** BEGIN Dataset records **

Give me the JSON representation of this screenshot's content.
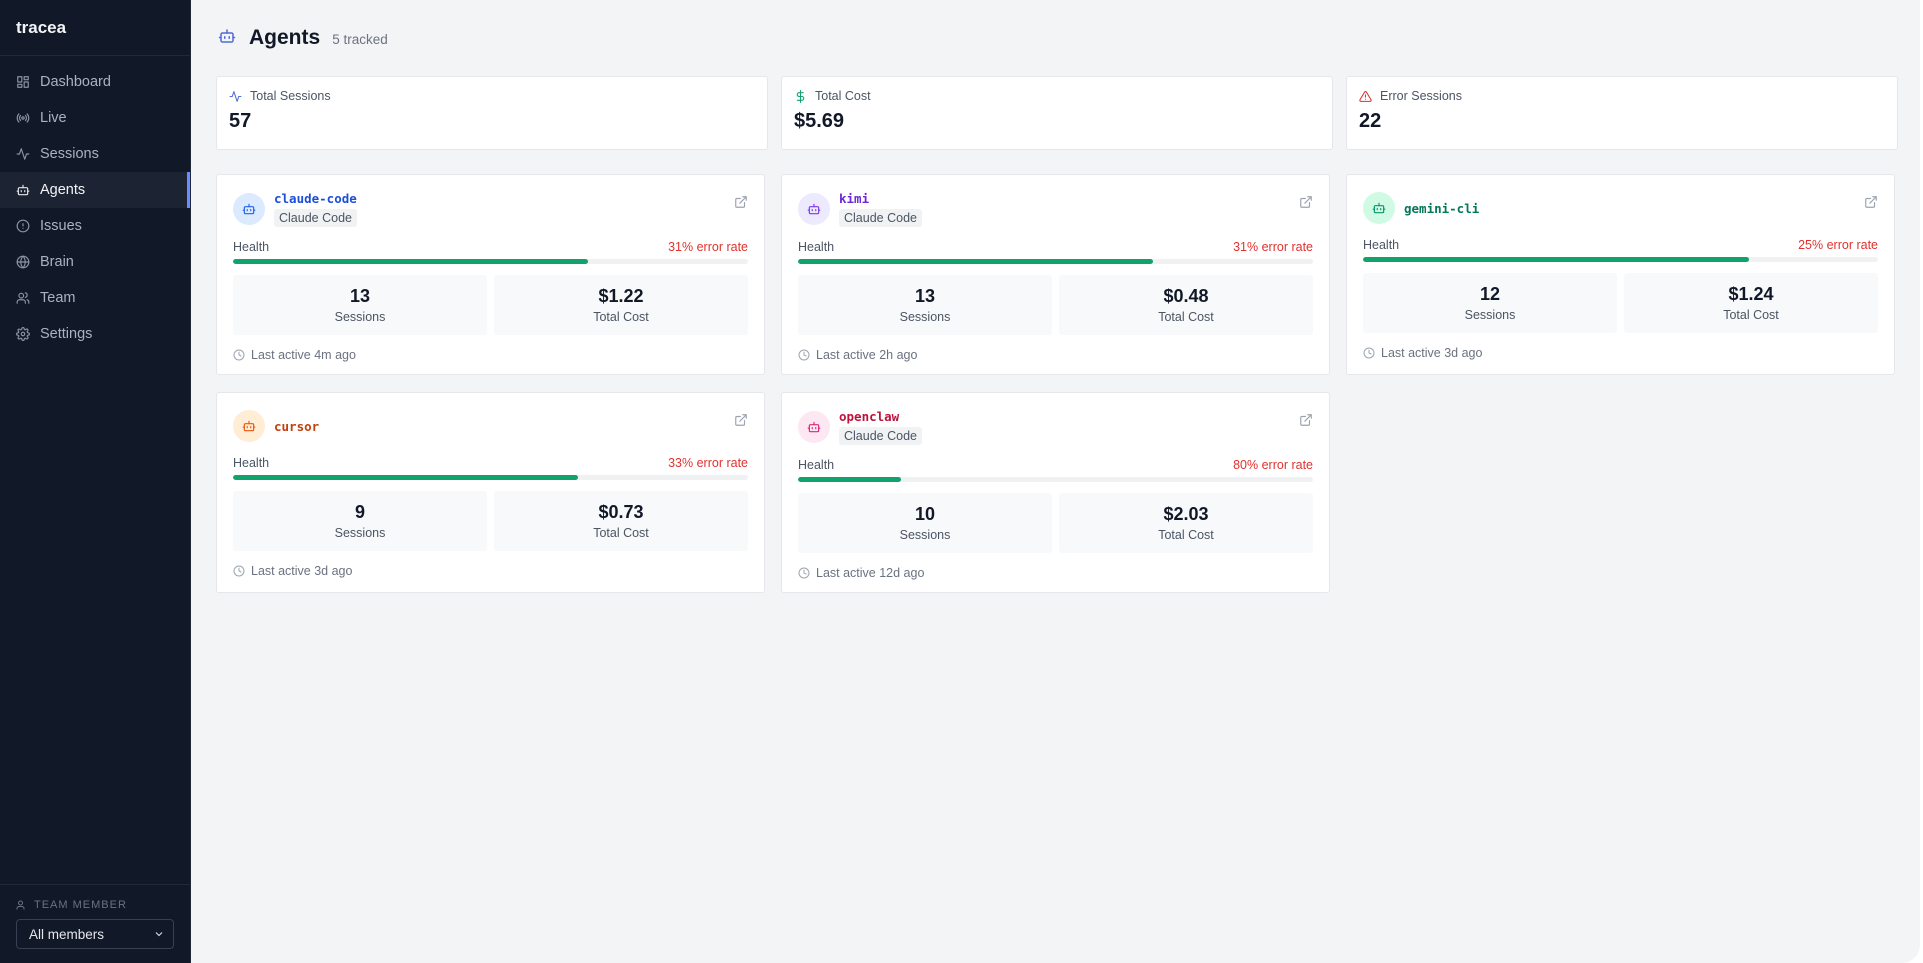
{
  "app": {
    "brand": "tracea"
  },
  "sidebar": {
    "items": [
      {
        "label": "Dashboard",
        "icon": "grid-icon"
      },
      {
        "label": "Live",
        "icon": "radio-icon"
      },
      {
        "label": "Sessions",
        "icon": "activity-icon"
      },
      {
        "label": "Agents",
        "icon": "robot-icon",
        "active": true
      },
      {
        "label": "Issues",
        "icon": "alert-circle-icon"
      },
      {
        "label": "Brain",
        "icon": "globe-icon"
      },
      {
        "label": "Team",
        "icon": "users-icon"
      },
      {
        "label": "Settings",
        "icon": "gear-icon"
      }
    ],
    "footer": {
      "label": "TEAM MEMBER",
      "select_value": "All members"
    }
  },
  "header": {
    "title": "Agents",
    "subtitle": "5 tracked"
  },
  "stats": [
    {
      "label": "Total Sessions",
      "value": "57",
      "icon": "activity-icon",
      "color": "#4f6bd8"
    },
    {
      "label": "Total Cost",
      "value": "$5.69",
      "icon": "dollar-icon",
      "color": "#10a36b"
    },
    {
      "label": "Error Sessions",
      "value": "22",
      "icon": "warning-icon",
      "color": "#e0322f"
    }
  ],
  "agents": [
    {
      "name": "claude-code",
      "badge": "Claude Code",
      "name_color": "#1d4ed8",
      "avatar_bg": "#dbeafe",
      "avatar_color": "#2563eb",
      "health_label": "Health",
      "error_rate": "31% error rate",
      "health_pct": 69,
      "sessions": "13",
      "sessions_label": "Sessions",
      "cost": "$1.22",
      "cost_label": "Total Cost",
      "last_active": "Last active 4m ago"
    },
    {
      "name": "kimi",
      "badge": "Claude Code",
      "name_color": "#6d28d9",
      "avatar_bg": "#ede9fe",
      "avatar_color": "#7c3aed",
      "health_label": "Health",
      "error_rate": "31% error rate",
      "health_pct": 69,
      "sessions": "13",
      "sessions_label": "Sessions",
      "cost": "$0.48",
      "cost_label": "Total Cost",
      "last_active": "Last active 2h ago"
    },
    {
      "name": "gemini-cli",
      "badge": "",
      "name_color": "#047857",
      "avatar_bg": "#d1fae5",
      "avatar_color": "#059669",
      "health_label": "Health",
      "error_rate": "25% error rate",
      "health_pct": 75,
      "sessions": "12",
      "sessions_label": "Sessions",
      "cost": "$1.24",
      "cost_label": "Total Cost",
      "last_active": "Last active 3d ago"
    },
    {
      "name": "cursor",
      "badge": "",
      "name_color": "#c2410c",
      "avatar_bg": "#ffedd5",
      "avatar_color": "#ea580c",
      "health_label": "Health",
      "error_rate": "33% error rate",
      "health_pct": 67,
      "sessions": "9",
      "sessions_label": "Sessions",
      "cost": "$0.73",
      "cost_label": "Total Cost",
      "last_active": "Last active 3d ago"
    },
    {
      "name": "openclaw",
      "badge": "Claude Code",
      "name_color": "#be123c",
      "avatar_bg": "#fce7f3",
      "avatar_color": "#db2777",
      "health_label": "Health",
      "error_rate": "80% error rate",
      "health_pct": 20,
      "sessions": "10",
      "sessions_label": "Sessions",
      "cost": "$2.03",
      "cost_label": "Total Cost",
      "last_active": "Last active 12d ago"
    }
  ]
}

** END Dataset records **

• _Set task_
From the entries above, output every line exactly and omit any image.

• _Response_
Give me the JSON representation of this screenshot's content.
{
  "app": {
    "brand": "tracea"
  },
  "sidebar": {
    "items": [
      {
        "label": "Dashboard",
        "icon": "grid-icon"
      },
      {
        "label": "Live",
        "icon": "radio-icon"
      },
      {
        "label": "Sessions",
        "icon": "activity-icon"
      },
      {
        "label": "Agents",
        "icon": "robot-icon",
        "active": true
      },
      {
        "label": "Issues",
        "icon": "alert-circle-icon"
      },
      {
        "label": "Brain",
        "icon": "globe-icon"
      },
      {
        "label": "Team",
        "icon": "users-icon"
      },
      {
        "label": "Settings",
        "icon": "gear-icon"
      }
    ],
    "footer": {
      "label": "TEAM MEMBER",
      "select_value": "All members"
    }
  },
  "header": {
    "title": "Agents",
    "subtitle": "5 tracked"
  },
  "stats": [
    {
      "label": "Total Sessions",
      "value": "57",
      "icon": "activity-icon",
      "color": "#4f6bd8"
    },
    {
      "label": "Total Cost",
      "value": "$5.69",
      "icon": "dollar-icon",
      "color": "#10a36b"
    },
    {
      "label": "Error Sessions",
      "value": "22",
      "icon": "warning-icon",
      "color": "#e0322f"
    }
  ],
  "agents": [
    {
      "name": "claude-code",
      "badge": "Claude Code",
      "name_color": "#1d4ed8",
      "avatar_bg": "#dbeafe",
      "avatar_color": "#2563eb",
      "health_label": "Health",
      "error_rate": "31% error rate",
      "health_pct": 69,
      "sessions": "13",
      "sessions_label": "Sessions",
      "cost": "$1.22",
      "cost_label": "Total Cost",
      "last_active": "Last active 4m ago"
    },
    {
      "name": "kimi",
      "badge": "Claude Code",
      "name_color": "#6d28d9",
      "avatar_bg": "#ede9fe",
      "avatar_color": "#7c3aed",
      "health_label": "Health",
      "error_rate": "31% error rate",
      "health_pct": 69,
      "sessions": "13",
      "sessions_label": "Sessions",
      "cost": "$0.48",
      "cost_label": "Total Cost",
      "last_active": "Last active 2h ago"
    },
    {
      "name": "gemini-cli",
      "badge": "",
      "name_color": "#047857",
      "avatar_bg": "#d1fae5",
      "avatar_color": "#059669",
      "health_label": "Health",
      "error_rate": "25% error rate",
      "health_pct": 75,
      "sessions": "12",
      "sessions_label": "Sessions",
      "cost": "$1.24",
      "cost_label": "Total Cost",
      "last_active": "Last active 3d ago"
    },
    {
      "name": "cursor",
      "badge": "",
      "name_color": "#c2410c",
      "avatar_bg": "#ffedd5",
      "avatar_color": "#ea580c",
      "health_label": "Health",
      "error_rate": "33% error rate",
      "health_pct": 67,
      "sessions": "9",
      "sessions_label": "Sessions",
      "cost": "$0.73",
      "cost_label": "Total Cost",
      "last_active": "Last active 3d ago"
    },
    {
      "name": "openclaw",
      "badge": "Claude Code",
      "name_color": "#be123c",
      "avatar_bg": "#fce7f3",
      "avatar_color": "#db2777",
      "health_label": "Health",
      "error_rate": "80% error rate",
      "health_pct": 20,
      "sessions": "10",
      "sessions_label": "Sessions",
      "cost": "$2.03",
      "cost_label": "Total Cost",
      "last_active": "Last active 12d ago"
    }
  ]
}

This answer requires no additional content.